Output the records. Match them exactly.

═══ RECORDS SHOWN

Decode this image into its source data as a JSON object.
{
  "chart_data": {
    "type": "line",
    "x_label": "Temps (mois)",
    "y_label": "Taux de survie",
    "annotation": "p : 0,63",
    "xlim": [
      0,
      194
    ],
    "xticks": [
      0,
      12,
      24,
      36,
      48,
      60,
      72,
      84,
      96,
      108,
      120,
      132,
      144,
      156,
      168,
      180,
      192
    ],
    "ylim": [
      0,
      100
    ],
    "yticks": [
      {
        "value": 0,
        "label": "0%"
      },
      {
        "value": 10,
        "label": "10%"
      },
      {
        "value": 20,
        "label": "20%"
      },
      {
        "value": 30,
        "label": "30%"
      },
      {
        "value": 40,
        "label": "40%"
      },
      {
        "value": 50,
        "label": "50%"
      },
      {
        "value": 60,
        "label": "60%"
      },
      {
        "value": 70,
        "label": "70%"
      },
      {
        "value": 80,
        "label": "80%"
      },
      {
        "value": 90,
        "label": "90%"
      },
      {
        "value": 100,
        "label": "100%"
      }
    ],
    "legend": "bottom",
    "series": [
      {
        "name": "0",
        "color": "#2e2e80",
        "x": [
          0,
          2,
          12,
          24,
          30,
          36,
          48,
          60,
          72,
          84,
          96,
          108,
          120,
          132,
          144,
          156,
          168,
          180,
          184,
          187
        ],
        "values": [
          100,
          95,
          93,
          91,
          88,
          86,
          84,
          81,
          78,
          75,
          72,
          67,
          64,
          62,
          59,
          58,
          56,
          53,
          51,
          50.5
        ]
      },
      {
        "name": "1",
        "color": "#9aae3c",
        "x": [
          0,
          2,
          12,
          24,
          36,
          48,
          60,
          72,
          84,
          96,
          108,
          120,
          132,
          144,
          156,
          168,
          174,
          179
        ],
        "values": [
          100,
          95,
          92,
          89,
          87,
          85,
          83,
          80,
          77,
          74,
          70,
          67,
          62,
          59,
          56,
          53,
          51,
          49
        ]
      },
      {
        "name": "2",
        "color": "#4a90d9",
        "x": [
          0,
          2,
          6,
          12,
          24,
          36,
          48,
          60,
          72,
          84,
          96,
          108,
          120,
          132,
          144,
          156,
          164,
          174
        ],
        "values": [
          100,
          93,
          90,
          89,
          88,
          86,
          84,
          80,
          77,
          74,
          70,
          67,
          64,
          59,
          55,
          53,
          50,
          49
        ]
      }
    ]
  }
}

══════

ANSWER:
Decode this image into its source data as a JSON object.
{
  "chart_data": {
    "type": "line",
    "x_label": "Temps (mois)",
    "y_label": "Taux de survie",
    "annotation": "p : 0,63",
    "xlim": [
      0,
      194
    ],
    "xticks": [
      0,
      12,
      24,
      36,
      48,
      60,
      72,
      84,
      96,
      108,
      120,
      132,
      144,
      156,
      168,
      180,
      192
    ],
    "ylim": [
      0,
      100
    ],
    "yticks": [
      {
        "value": 0,
        "label": "0%"
      },
      {
        "value": 10,
        "label": "10%"
      },
      {
        "value": 20,
        "label": "20%"
      },
      {
        "value": 30,
        "label": "30%"
      },
      {
        "value": 40,
        "label": "40%"
      },
      {
        "value": 50,
        "label": "50%"
      },
      {
        "value": 60,
        "label": "60%"
      },
      {
        "value": 70,
        "label": "70%"
      },
      {
        "value": 80,
        "label": "80%"
      },
      {
        "value": 90,
        "label": "90%"
      },
      {
        "value": 100,
        "label": "100%"
      }
    ],
    "legend": "bottom",
    "series": [
      {
        "name": "0",
        "color": "#2e2e80",
        "x": [
          0,
          2,
          12,
          24,
          30,
          36,
          48,
          60,
          72,
          84,
          96,
          108,
          120,
          132,
          144,
          156,
          168,
          180,
          184,
          187
        ],
        "values": [
          100,
          95,
          93,
          91,
          88,
          86,
          84,
          81,
          78,
          75,
          72,
          67,
          64,
          62,
          59,
          58,
          56,
          53,
          51,
          50.5
        ]
      },
      {
        "name": "1",
        "color": "#9aae3c",
        "x": [
          0,
          2,
          12,
          24,
          36,
          48,
          60,
          72,
          84,
          96,
          108,
          120,
          132,
          144,
          156,
          168,
          174,
          179
        ],
        "values": [
          100,
          95,
          92,
          89,
          87,
          85,
          83,
          80,
          77,
          74,
          70,
          67,
          62,
          59,
          56,
          53,
          51,
          49
        ]
      },
      {
        "name": "2",
        "color": "#4a90d9",
        "x": [
          0,
          2,
          6,
          12,
          24,
          36,
          48,
          60,
          72,
          84,
          96,
          108,
          120,
          132,
          144,
          156,
          164,
          174
        ],
        "values": [
          100,
          93,
          90,
          89,
          88,
          86,
          84,
          80,
          77,
          74,
          70,
          67,
          64,
          59,
          55,
          53,
          50,
          49
        ]
      }
    ]
  }
}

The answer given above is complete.